Copy the lines that follow, keeping every character the same.

— BEGIN Entries shown —

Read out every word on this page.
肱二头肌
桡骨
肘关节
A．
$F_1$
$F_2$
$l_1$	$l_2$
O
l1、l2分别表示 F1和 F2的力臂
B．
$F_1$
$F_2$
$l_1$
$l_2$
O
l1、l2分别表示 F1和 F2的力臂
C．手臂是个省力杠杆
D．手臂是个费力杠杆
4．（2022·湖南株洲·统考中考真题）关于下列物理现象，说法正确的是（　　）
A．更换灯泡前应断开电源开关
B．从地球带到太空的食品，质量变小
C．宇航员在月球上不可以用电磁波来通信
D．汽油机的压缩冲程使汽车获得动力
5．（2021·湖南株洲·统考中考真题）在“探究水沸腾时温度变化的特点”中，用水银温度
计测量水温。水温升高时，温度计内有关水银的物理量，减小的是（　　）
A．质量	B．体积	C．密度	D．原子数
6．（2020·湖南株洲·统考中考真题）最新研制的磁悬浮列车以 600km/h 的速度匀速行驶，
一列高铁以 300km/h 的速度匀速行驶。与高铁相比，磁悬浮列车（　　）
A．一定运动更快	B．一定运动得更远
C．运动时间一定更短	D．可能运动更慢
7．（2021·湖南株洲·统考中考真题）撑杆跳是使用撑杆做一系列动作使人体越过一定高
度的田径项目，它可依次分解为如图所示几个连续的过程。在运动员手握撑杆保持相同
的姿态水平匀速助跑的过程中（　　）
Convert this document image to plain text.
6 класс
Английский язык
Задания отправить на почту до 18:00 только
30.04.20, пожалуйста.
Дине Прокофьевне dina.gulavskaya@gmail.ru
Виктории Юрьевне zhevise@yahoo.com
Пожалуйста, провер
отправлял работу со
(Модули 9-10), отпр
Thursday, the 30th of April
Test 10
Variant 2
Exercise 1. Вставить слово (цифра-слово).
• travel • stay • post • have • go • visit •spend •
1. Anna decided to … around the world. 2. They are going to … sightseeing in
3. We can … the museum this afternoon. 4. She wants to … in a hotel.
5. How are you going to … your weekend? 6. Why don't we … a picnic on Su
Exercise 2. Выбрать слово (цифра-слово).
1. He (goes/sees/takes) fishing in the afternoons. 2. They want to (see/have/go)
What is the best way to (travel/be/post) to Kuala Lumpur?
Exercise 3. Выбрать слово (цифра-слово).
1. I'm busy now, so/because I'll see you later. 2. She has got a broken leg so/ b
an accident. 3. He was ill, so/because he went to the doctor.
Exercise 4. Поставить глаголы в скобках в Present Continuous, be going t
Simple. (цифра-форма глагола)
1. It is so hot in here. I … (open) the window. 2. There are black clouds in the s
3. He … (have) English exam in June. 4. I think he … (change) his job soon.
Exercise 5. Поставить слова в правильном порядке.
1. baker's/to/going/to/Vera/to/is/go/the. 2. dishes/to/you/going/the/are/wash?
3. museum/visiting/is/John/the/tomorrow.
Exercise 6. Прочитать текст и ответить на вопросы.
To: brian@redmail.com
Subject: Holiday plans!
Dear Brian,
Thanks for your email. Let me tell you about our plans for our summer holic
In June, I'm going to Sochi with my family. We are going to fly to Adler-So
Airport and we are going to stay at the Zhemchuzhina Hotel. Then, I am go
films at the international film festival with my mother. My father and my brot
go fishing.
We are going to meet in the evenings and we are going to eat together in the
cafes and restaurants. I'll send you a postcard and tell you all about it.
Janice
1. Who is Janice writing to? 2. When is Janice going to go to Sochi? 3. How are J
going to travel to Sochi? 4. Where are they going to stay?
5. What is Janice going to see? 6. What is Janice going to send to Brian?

— END Entries shown —

### Correct answer
Read out every word on this page.
肱二头肌
桡骨
肘关节
A．
$F_1$
$F_2$
$l_1$	$l_2$
O
l1、l2分别表示 F1和 F2的力臂
B．
$F_1$
$F_2$
$l_1$
$l_2$
O
l1、l2分别表示 F1和 F2的力臂
C．手臂是个省力杠杆
D．手臂是个费力杠杆
4．（2022·湖南株洲·统考中考真题）关于下列物理现象，说法正确的是（　　）
A．更换灯泡前应断开电源开关
B．从地球带到太空的食品，质量变小
C．宇航员在月球上不可以用电磁波来通信
D．汽油机的压缩冲程使汽车获得动力
5．（2021·湖南株洲·统考中考真题）在“探究水沸腾时温度变化的特点”中，用水银温度
计测量水温。水温升高时，温度计内有关水银的物理量，减小的是（　　）
A．质量	B．体积	C．密度	D．原子数
6．（2020·湖南株洲·统考中考真题）最新研制的磁悬浮列车以 600km/h 的速度匀速行驶，
一列高铁以 300km/h 的速度匀速行驶。与高铁相比，磁悬浮列车（　　）
A．一定运动更快	B．一定运动得更远
C．运动时间一定更短	D．可能运动更慢
7．（2021·湖南株洲·统考中考真题）撑杆跳是使用撑杆做一系列动作使人体越过一定高
度的田径项目，它可依次分解为如图所示几个连续的过程。在运动员手握撑杆保持相同
的姿态水平匀速助跑的过程中（　　）
Convert this document image to plain text.
6 класс
Английский язык
Задания отправить на почту до 18:00 только
30.04.20, пожалуйста.
Дине Прокофьевне dina.gulavskaya@gmail.ru
Виктории Юрьевне zhevise@yahoo.com
Пожалуйста, провер
отправлял работу со
(Модули 9-10), отпр
Thursday, the 30th of April
Test 10
Variant 2
Exercise 1. Вставить слово (цифра-слово).
• travel • stay • post • have • go • visit •spend •
1. Anna decided to … around the world. 2. They are going to … sightseeing in
3. We can … the museum this afternoon. 4. She wants to … in a hotel.
5. How are you going to … your weekend? 6. Why don't we … a picnic on Su
Exercise 2. Выбрать слово (цифра-слово).
1. He (goes/sees/takes) fishing in the afternoons. 2. They want to (see/have/go)
What is the best way to (travel/be/post) to Kuala Lumpur?
Exercise 3. Выбрать слово (цифра-слово).
1. I'm busy now, so/because I'll see you later. 2. She has got a broken leg so/ b
an accident. 3. He was ill, so/because he went to the doctor.
Exercise 4. Поставить глаголы в скобках в Present Continuous, be going t
Simple. (цифра-форма глагола)
1. It is so hot in here. I … (open) the window. 2. There are black clouds in the s
3. He … (have) English exam in June. 4. I think he … (change) his job soon.
Exercise 5. Поставить слова в правильном порядке.
1. baker's/to/going/to/Vera/to/is/go/the. 2. dishes/to/you/going/the/are/wash?
3. museum/visiting/is/John/the/tomorrow.
Exercise 6. Прочитать текст и ответить на вопросы.
To: brian@redmail.com
Subject: Holiday plans!
Dear Brian,
Thanks for your email. Let me tell you about our plans for our summer holic
In June, I'm going to Sochi with my family. We are going to fly to Adler-So
Airport and we are going to stay at the Zhemchuzhina Hotel. Then, I am go
films at the international film festival with my mother. My father and my brot
go fishing.
We are going to meet in the evenings and we are going to eat together in the
cafes and restaurants. I'll send you a postcard and tell you all about it.
Janice
1. Who is Janice writing to? 2. When is Janice going to go to Sochi? 3. How are J
going to travel to Sochi? 4. Where are they going to stay?
5. What is Janice going to see? 6. What is Janice going to send to Brian?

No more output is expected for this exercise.